Ободрённый публикацией, Жаботинский познакомился с жившим в ту пору в Одессе поэтом Александром Фёдоровым и вручил ему перевод «Ворона». Фёдорову перевод понравился, и он познакомил начинающего поэта с редактором газеты «Одесский листок».
Следует отметить, что в конце девятнадцатого века Одесса занимала видное место в Российской империи, по количеству населения уступая лишь Санкт-Петербургу, Москве и Варшаве и конкурируя с северными столицами, а потому одесская газета почти во всех европейских столицах имела зарубежных корреспондентов. Редактор принял Владимира тепло, и, воспользовавшись его доброжелательностью, Жаботинский спросил: «Стали бы вы публиковать мои корреспонденции из-за границы?» – «Возможно, – ответил редактор, оценив литературный слог юноши. – Но при двух условиях: если вы будете писать из столицы, в которой у нас нет другого корреспондента, и если не будете писать глупостей».
Реплика о глупостях станет понятной, если обратиться к воспоминаниям Паустовского о Чехове, смертельно боявшемся одесских репортёров, которые с легкостью выдумывали небылицы. Делясь литературными планами, Чехов неизменно заканчивал разговор просьбой: «Только ради Бога, ничего не рассказывайте одесским репортёрам».

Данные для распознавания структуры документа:
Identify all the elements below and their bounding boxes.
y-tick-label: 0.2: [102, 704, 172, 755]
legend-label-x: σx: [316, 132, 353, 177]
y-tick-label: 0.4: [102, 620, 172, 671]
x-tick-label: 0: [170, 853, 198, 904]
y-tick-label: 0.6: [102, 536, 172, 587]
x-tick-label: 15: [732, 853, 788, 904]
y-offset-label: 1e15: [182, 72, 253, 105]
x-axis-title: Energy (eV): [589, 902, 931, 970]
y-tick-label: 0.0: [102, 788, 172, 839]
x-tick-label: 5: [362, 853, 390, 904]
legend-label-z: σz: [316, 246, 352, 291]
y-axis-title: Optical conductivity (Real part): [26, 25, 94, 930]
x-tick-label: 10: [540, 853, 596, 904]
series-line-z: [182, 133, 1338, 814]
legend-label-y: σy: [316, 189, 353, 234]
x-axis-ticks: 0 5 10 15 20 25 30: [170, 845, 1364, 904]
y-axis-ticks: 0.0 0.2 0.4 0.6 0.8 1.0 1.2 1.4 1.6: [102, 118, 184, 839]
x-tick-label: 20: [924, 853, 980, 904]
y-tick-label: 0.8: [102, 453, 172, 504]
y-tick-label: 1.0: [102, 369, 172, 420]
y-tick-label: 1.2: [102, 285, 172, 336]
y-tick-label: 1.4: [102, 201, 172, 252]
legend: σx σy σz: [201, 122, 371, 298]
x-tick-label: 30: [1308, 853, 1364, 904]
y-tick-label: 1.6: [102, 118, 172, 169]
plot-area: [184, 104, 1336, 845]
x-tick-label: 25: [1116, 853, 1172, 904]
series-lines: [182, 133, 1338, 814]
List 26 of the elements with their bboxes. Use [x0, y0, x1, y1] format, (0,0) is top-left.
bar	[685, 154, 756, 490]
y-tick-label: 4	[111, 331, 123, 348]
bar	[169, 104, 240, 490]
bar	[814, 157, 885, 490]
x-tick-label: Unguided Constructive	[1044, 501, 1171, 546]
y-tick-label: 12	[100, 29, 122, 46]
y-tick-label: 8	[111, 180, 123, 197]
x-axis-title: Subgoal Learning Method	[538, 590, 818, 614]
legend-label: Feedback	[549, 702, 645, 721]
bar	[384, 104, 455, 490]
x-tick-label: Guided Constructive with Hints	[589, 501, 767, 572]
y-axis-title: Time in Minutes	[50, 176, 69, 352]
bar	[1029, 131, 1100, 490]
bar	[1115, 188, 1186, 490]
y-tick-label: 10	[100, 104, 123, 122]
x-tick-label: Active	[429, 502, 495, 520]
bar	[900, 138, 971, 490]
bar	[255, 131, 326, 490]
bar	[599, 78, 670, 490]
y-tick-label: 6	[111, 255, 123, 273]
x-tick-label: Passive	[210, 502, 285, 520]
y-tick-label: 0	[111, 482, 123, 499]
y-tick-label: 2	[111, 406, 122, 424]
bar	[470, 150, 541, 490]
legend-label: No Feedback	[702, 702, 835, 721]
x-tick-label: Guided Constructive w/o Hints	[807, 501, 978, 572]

• [ЗАДАНИЕ]:
Перескажите короче абзац фрагмента о Жаботинском, который начинается словами «Следует отметить, что в конце девятнадцатого века», сохранив его основные факты.

• [ВАШ ОТВЕТ]:
В конце XIX века Одесса была одним из самых крупных городов Российской империи: по населению её обгоняли только Санкт-Петербург, Москва и Варшава. Поэтому одесская газета держала корреспондентов почти во всех европейских столицах. Редактор тепло принял Жаботинского, и тот спросил, будут ли печатать его корреспонденции из-за границы. Оценив слог юноши, редактор ответил «возможно». Он поставил два условия: писать из столицы, где у газеты нет другого корреспондента, и не писать глупостей.